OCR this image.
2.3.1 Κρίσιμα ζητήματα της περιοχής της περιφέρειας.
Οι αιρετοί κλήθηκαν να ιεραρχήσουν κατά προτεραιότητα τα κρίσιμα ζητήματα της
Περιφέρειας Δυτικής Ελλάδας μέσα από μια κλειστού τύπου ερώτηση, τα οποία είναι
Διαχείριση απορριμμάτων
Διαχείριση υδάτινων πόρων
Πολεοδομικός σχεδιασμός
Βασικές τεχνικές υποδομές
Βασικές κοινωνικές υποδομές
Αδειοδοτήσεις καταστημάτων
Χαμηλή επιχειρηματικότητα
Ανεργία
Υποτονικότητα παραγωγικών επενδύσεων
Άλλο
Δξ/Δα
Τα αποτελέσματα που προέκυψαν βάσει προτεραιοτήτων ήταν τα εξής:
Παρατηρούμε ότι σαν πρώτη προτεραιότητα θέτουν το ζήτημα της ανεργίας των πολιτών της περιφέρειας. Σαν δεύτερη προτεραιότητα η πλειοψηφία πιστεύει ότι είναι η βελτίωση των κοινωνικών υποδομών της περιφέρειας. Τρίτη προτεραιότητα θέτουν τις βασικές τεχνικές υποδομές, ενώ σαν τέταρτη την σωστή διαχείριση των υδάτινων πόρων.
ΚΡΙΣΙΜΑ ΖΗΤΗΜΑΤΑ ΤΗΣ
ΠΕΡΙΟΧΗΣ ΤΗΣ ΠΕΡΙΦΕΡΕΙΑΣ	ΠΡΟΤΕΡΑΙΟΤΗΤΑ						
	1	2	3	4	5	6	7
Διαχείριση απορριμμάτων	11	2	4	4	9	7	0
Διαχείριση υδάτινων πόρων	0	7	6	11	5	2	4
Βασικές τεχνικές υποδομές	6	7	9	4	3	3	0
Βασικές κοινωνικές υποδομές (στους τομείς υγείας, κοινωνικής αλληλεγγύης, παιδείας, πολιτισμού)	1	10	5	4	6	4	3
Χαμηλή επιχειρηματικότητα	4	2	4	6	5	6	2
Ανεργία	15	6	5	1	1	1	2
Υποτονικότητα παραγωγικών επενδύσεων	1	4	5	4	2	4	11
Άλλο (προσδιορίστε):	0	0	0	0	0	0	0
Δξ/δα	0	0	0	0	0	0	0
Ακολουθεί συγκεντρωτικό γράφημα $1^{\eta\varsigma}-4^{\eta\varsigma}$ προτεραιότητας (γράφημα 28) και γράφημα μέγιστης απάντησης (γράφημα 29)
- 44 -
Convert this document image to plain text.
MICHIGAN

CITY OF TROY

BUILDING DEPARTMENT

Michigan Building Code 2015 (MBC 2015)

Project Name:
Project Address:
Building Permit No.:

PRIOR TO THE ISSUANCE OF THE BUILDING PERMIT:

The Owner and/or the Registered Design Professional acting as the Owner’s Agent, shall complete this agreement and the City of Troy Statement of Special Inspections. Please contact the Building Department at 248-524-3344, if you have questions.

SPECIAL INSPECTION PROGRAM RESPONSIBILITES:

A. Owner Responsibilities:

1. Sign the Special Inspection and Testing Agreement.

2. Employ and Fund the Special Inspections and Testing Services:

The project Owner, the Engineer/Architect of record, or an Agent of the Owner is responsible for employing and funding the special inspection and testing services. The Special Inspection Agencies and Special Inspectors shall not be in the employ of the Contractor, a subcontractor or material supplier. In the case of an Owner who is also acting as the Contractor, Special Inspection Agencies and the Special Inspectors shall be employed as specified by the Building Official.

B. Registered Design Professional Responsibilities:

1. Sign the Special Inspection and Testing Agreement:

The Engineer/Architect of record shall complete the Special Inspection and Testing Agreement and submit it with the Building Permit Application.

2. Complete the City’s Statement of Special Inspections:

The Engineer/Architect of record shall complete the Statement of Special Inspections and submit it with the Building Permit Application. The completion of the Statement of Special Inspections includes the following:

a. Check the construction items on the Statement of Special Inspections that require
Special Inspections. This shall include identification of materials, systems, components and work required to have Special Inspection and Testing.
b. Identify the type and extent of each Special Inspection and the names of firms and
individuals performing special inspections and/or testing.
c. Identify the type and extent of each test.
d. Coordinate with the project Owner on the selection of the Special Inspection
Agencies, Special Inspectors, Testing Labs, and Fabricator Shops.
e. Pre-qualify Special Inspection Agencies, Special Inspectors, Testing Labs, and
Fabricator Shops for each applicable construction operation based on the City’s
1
================================
__AIM__. Filter the listing above for the string "Agencies" and copy every matching line.

__PROBLEM SOLUTION__.
The project Owner, the Engineer/Architect of record, or an Agent of the Owner is responsible for employing and funding the special inspection and testing services. The Special Inspection Agencies and Special Inspectors shall not be in the employ of the Contractor, a subcontractor or material supplier. In the case of an Owner who is also acting as the Contractor, Special Inspection Agencies and the Special Inspectors shall be employed as specified by the Building Official.
Agencies, Special Inspectors, Testing Labs, and Fabricator Shops.
e. Pre-qualify Special Inspection Agencies, Special Inspectors, Testing Labs, and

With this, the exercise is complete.